List the lines of this listing that hold the word "experiencias".
──────── DATA FOR PROCESSING ────────
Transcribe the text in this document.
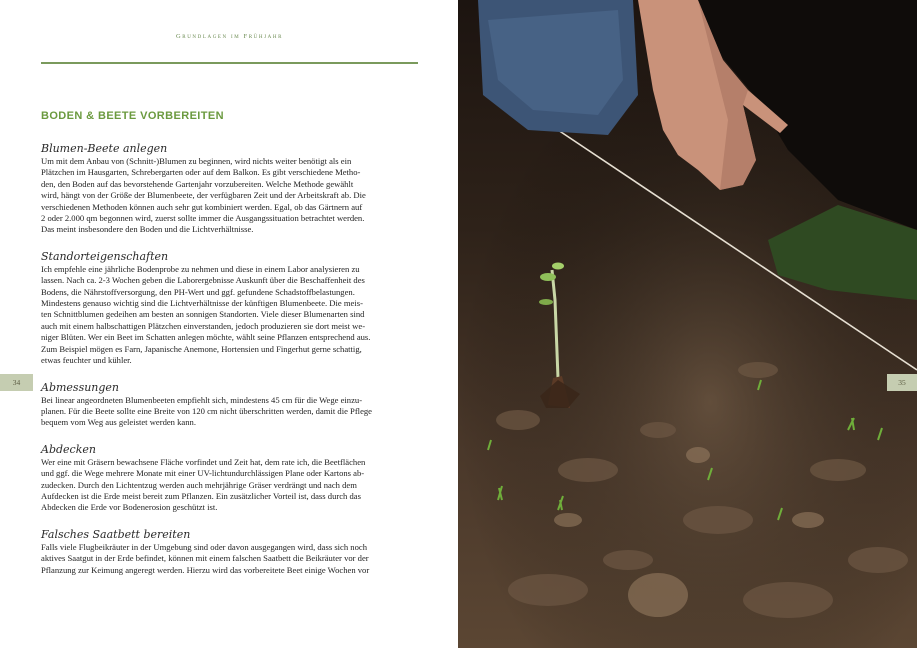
Grundlagen im Frühjahr
BODEN & BEETE VORBEREITEN
Blumen-Beete anlegen
Um mit dem Anbau von (Schnitt-)Blumen zu beginnen, wird nichts weiter benötigt als ein
Plätzchen im Hausgarten, Schrebergarten oder auf dem Balkon. Es gibt verschiedene Metho-
den, den Boden auf das bevorstehende Gartenjahr vorzubereiten. Welche Methode gewählt
wird, hängt von der Größe der Blumenbeete, der verfügbaren Zeit und der Arbeitskraft ab. Die
verschiedenen Methoden können auch sehr gut kombiniert werden. Egal, ob das Gärtnern auf
2 oder 2.000 qm begonnen wird, zuerst sollte immer die Ausgangssituation betrachtet werden.
Das meint insbesondere den Boden und die Lichtverhältnisse.
Standorteigenschaften
Ich empfehle eine jährliche Bodenprobe zu nehmen und diese in einem Labor analysieren zu
lassen. Nach ca. 2-3 Wochen geben die Laborergebnisse Auskunft über die Beschaffenheit des
Bodens, die Nährstoffversorgung, den PH-Wert und ggf. gefundene Schadstoffbelastungen.
Mindestens genauso wichtig sind die Lichtverhältnisse der künftigen Blumenbeete. Die meis-
ten Schnittblumen gedeihen am besten an sonnigen Standorten. Viele dieser Blumenarten sind
auch mit einem halbschattigen Plätzchen einverstanden, jedoch produzieren sie dort meist we-
niger Blüten. Wer ein Beet im Schatten anlegen möchte, wählt seine Pflanzen entsprechend aus.
Zum Beispiel mögen es Farn, Japanische Anemone, Hortensien und Fingerhut gerne schattig,
etwas feuchter und kühler.
Abmessungen
Bei linear angeordneten Blumenbeeten empfiehlt sich, mindestens 45 cm für die Wege einzu-
planen. Für die Beete sollte eine Breite von 120 cm nicht überschritten werden, damit die Pflege
bequem vom Weg aus geleistet werden kann.
Abdecken
Wer eine mit Gräsern bewachsene Fläche vorfindet und Zeit hat, dem rate ich, die Beetflächen
und ggf. die Wege mehrere Monate mit einer UV-lichtundurchlässigen Plane oder Kartons ab-
zudecken. Durch den Lichtentzug werden auch mehrjährige Gräser verdrängt und nach dem
Aufdecken ist die Erde meist bereit zum Pflanzen. Ein zusätzlicher Vorteil ist, dass durch das
Abdecken die Erde vor Bodenerosion geschützt ist.
Falsches Saatbett bereiten
Falls viele Flugbeikräuter in der Umgebung sind oder davon ausgegangen wird, dass sich noch
aktives Saatgut in der Erde befindet, können mit einem falschen Saatbett die Beikräuter vor der
Pflanzung zur Keimung angeregt werden. Hierzu wird das vorbereitete Beet einige Wochen vor
34	35
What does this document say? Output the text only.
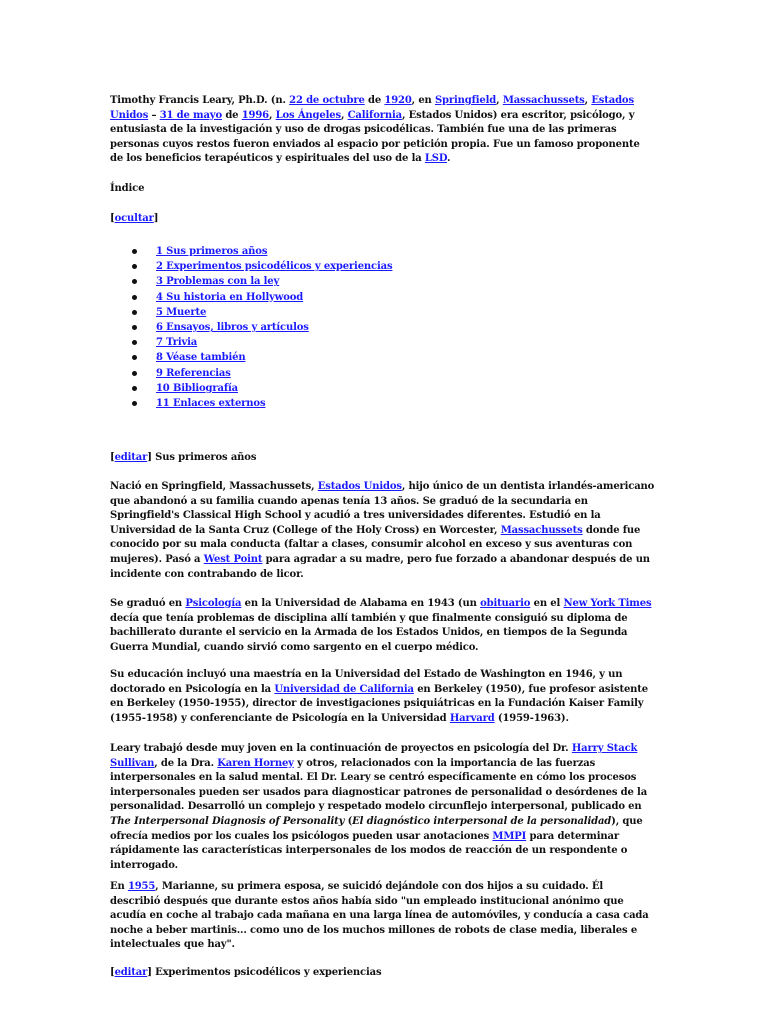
Timothy Francis Leary, Ph.D. (n. 22 de octubre de 1920, en Springfield, Massachussets, Estados Unidos – 31 de mayo de 1996, Los Ángeles, California, Estados Unidos) era escritor, psicólogo, y entusiasta de la investigación y uso de drogas psicodélicas. También fue una de las primeras personas cuyos restos fueron enviados al espacio por petición propia. Fue un famoso proponente de los beneficios terapéuticos y espirituales del uso de la LSD.

Índice

[ocultar]

1 Sus primeros años
2 Experimentos psicodélicos y experiencias
3 Problemas con la ley
4 Su historia en Hollywood
5 Muerte
6 Ensayos, libros y artículos
7 Trivia
8 Véase también
9 Referencias
10 Bibliografía
11 Enlaces externos

[editar] Sus primeros años

Nació en Springfield, Massachussets, Estados Unidos, hijo único de un dentista irlandés-americano que abandonó a su familia cuando apenas tenía 13 años. Se graduó de la secundaria en Springfield's Classical High School y acudió a tres universidades diferentes. Estudió en la Universidad de la Santa Cruz (College of the Holy Cross) en Worcester, Massachussets donde fue conocido por su mala conducta (faltar a clases, consumir alcohol en exceso y sus aventuras con mujeres). Pasó a West Point para agradar a su madre, pero fue forzado a abandonar después de un incidente con contrabando de licor.

Se graduó en Psicología en la Universidad de Alabama en 1943 (un obituario en el New York Times decía que tenía problemas de disciplina allí también y que finalmente consiguió su diploma de bachillerato durante el servicio en la Armada de los Estados Unidos, en tiempos de la Segunda Guerra Mundial, cuando sirvió como sargento en el cuerpo médico.

Su educación incluyó una maestría en la Universidad del Estado de Washington en 1946, y un doctorado en Psicología en la Universidad de California en Berkeley (1950), fue profesor asistente en Berkeley (1950-1955), director de investigaciones psiquiátricas en la Fundación Kaiser Family (1955-1958) y conferenciante de Psicología en la Universidad Harvard (1959-1963).

Leary trabajó desde muy joven en la continuación de proyectos en psicología del Dr. Harry Stack Sullivan, de la Dra. Karen Horney y otros, relacionados con la importancia de las fuerzas interpersonales en la salud mental. El Dr. Leary se centró específicamente en cómo los procesos interpersonales pueden ser usados para diagnosticar patrones de personalidad o desórdenes de la personalidad. Desarrolló un complejo y respetado modelo circunflejo interpersonal, publicado en The Interpersonal Diagnosis of Personality (El diagnóstico interpersonal de la personalidad), que ofrecía medios por los cuales los psicólogos pueden usar anotaciones MMPI para determinar rápidamente las características interpersonales de los modos de reacción de un respondente o interrogado.

En 1955, Marianne, su primera esposa, se suicidó dejándole con dos hijos a su cuidado. Él describió después que durante estos años había sido "un empleado institucional anónimo que acudía en coche al trabajo cada mañana en una larga línea de automóviles, y conducía a casa cada noche a beber martinis... como uno de los muchos millones de robots de clase media, liberales e intelectuales que hay".

[editar] Experimentos psicodélicos y experiencias
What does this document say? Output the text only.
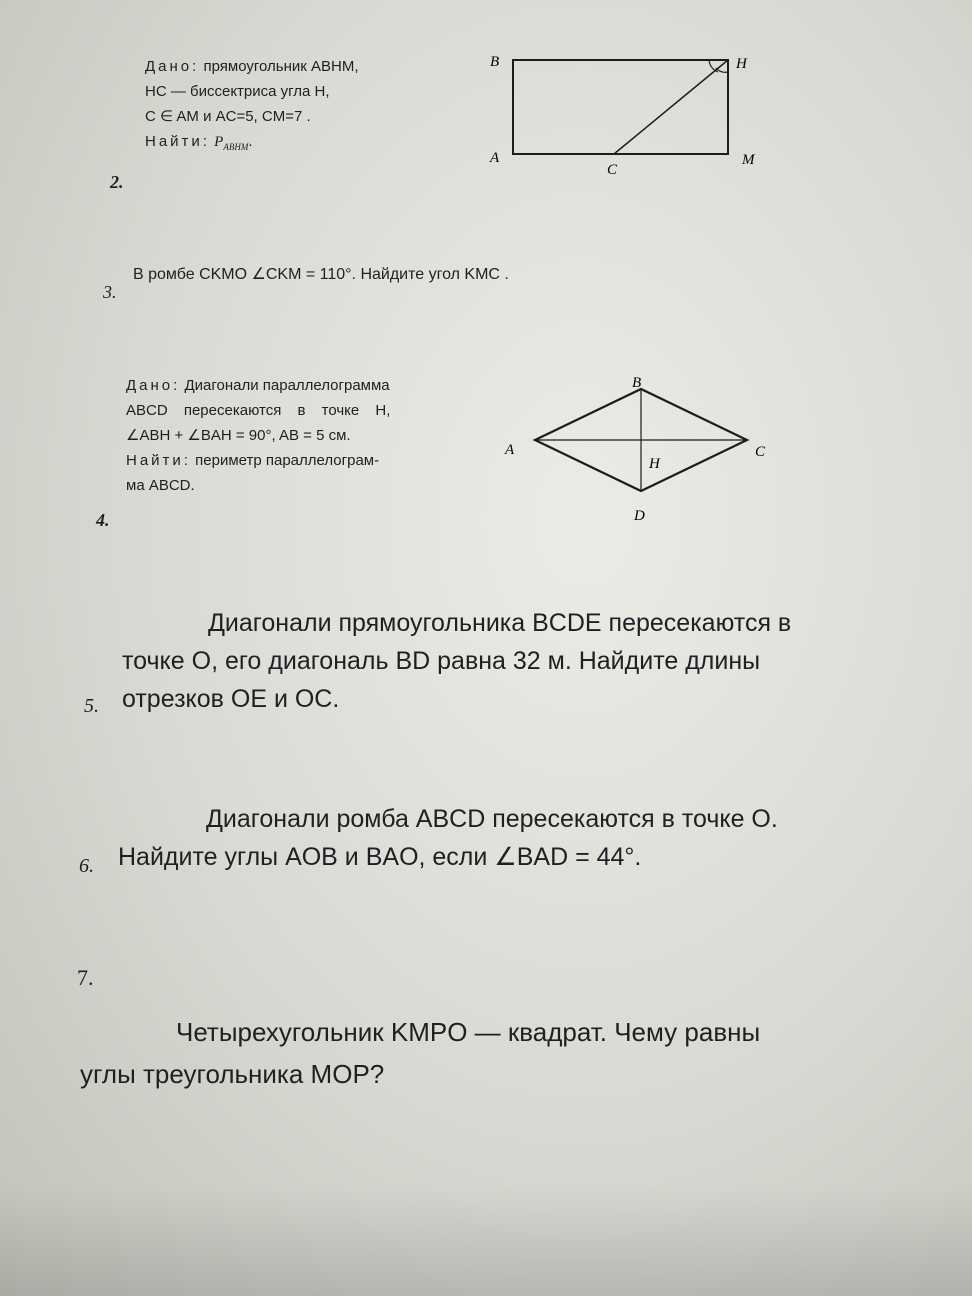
Дано: прямоугольник ABHM,
HC — биссектриса угла H,
C ∈ AM и AC=5, CM=7 .
Найти: $P_{ABHM}$.
2.
B	H
A
C
M
В ромбе CKMO ∠CKM = 110°. Найдите угол KMC .
3.
Дано: Диагонали параллелограмма
ABCD пересекаются в точке H,
∠ABH + ∠BAH = 90°, AB = 5 см.
Найти: периметр параллелограм-
ма ABCD.
4.
B
A	C
H
D
Диагонали прямоугольника BCDE пересекаются в
точке O, его диагональ BD равна 32 м. Найдите длины
отрезков OE и OC.
5.
Диагонали ромба ABCD пересекаются в точке O.
Найдите углы AOB и BAO, если ∠BAD = 44°.
6.
7.
Четырехугольник KMPO — квадрат. Чему равны
углы треугольника MOP?
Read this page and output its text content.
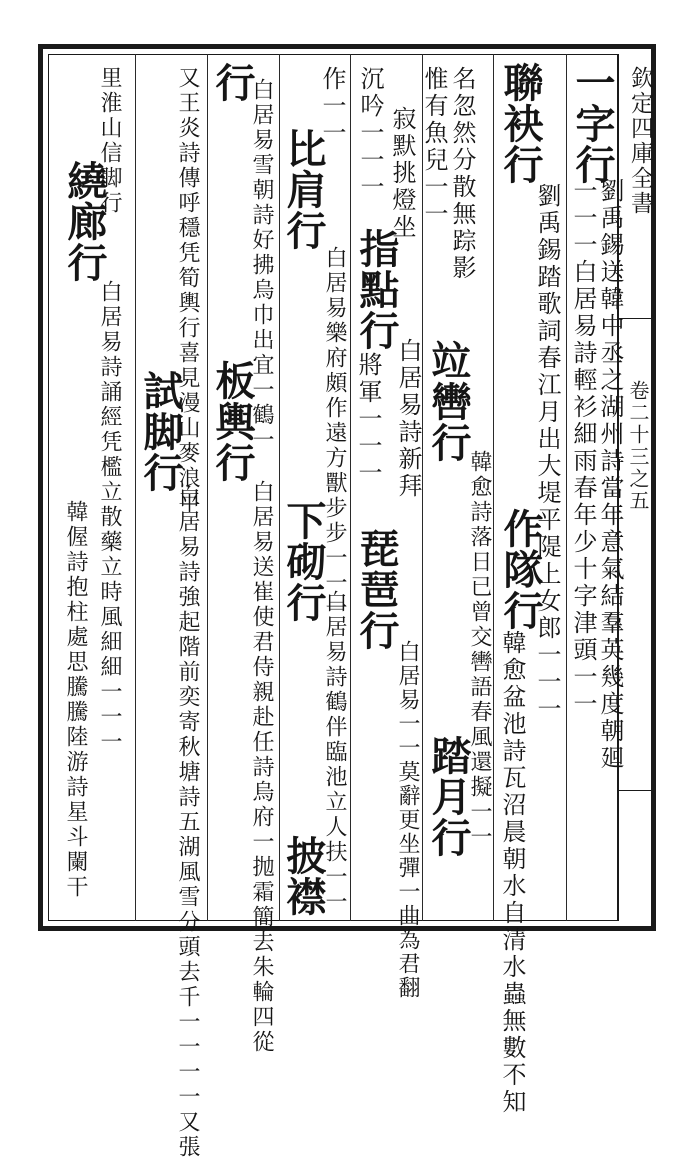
欽定四庫全書
卷二十三之五
一字行
劉禹錫送韓中丞之湖州詩當年意氣結羣英幾度朝廻
一一一白居易詩輕衫細雨春年少十字津頭一一
聯袂行
劉禹錫踏歌詞春江月出大堤平隄上女郎一一一
作隊行
韓愈盆池詩瓦沼晨朝水自清水蟲無數不知
名忽然分散無踪影
竝轡行
韓愈詩落日已曾交轡語春風還擬一一
踏月行
惟有魚兒一一
指點行
白居易詩新拜
琵琶行
白居易一一莫辭更坐彈一曲為君翻
寂默挑燈坐
將軍一一一
沉吟一一一
作一一
比肩行
白居易樂府頗作遠方獸步步一一一
下砌行
白居易詩鶴伴臨池立人扶一一
披襟
行
白居易雪朝詩好拂烏巾出宜一鶴一
板輿行
白居易送崔使君侍親赴任詩烏府一抛霜簡去朱輪四從
又王炎詩傳呼穩凭筍輿行喜見漫山麥浪平
試脚行
白居易詩強起階前奕寄秋塘詩五湖風雪分頭去千一一一一又張
里淮山信脚行
繞廊行
白居易詩誦經凭檻立散藥立時風細細一一一
韓偓詩抱柱處思騰騰陸游詩星斗闌干
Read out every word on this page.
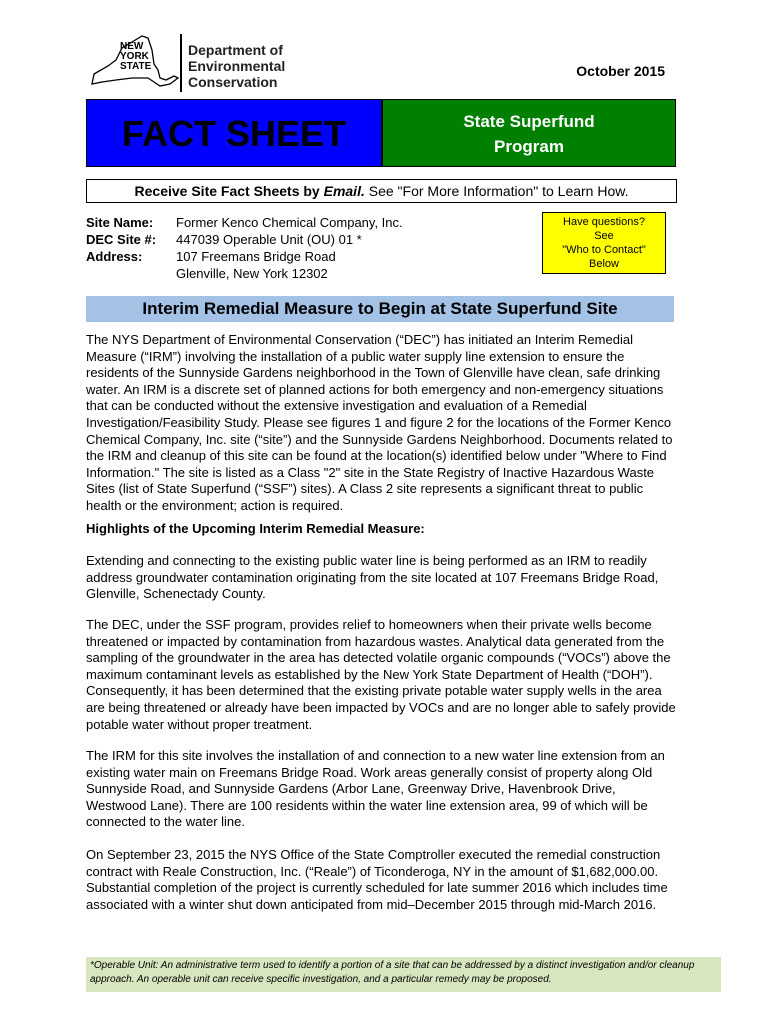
NEW
YORK
STATE
Department of
Environmental
Conservation
October 2015
FACT SHEET	State Superfund
Program
Receive Site Fact Sheets by Email. See "For More Information" to Learn How.
Site Name: Former Kenco Chemical Company, Inc.
DEC Site #: 447039 Operable Unit (OU) 01 *
Address:	107 Freemans Bridge Road
Glenville, New York 12302
Have questions?
See
"Who to Contact"
Below
Interim Remedial Measure to Begin at State Superfund Site

The NYS Department of Environmental Conservation (“DEC”) has initiated an Interim Remedial Measure (“IRM”) involving the installation of a public water supply line extension to ensure the residents of the Sunnyside Gardens neighborhood in the Town of Glenville have clean, safe drinking water. An IRM is a discrete set of planned actions for both emergency and non-emergency situations that can be conducted without the extensive investigation and evaluation of a Remedial Investigation/Feasibility Study. Please see figures 1 and figure 2 for the locations of the Former Kenco Chemical Company, Inc. site (“site”) and the Sunnyside Gardens Neighborhood. Documents related to the IRM and cleanup of this site can be found at the location(s) identified below under "Where to Find Information." The site is listed as a Class "2" site in the State Registry of Inactive Hazardous Waste Sites (list of State Superfund (“SSF”) sites). A Class 2 site represents a significant threat to public health or the environment; action is required.

Highlights of the Upcoming Interim Remedial Measure:

Extending and connecting to the existing public water line is being performed as an IRM to readily address groundwater contamination originating from the site located at 107 Freemans Bridge Road, Glenville, Schenectady County.

The DEC, under the SSF program, provides relief to homeowners when their private wells become threatened or impacted by contamination from hazardous wastes. Analytical data generated from the sampling of the groundwater in the area has detected volatile organic compounds (“VOCs”) above the maximum contaminant levels as established by the New York State Department of Health (“DOH”). Consequently, it has been determined that the existing private potable water supply wells in the area are being threatened or already have been impacted by VOCs and are no longer able to safely provide potable water without proper treatment.

The IRM for this site involves the installation of and connection to a new water line extension from an existing water main on Freemans Bridge Road. Work areas generally consist of property along Old Sunnyside Road, and Sunnyside Gardens (Arbor Lane, Greenway Drive, Havenbrook Drive, Westwood Lane). There are 100 residents within the water line extension area, 99 of which will be connected to the water line.

On September 23, 2015 the NYS Office of the State Comptroller executed the remedial construction contract with Reale Construction, Inc. (“Reale”) of Ticonderoga, NY in the amount of $1,682,000.00. Substantial completion of the project is currently scheduled for late summer 2016 which includes time associated with a winter shut down anticipated from mid–December 2015 through mid-March 2016.

*Operable Unit: An administrative term used to identify a portion of a site that can be addressed by a distinct investigation and/or cleanup approach. An operable unit can receive specific investigation, and a particular remedy may be proposed.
────────
* [PROBLEM SOLUTION]:
2 Experimentos psicodélicos y experiencias
[editar] Experimentos psicodélicos y experiencias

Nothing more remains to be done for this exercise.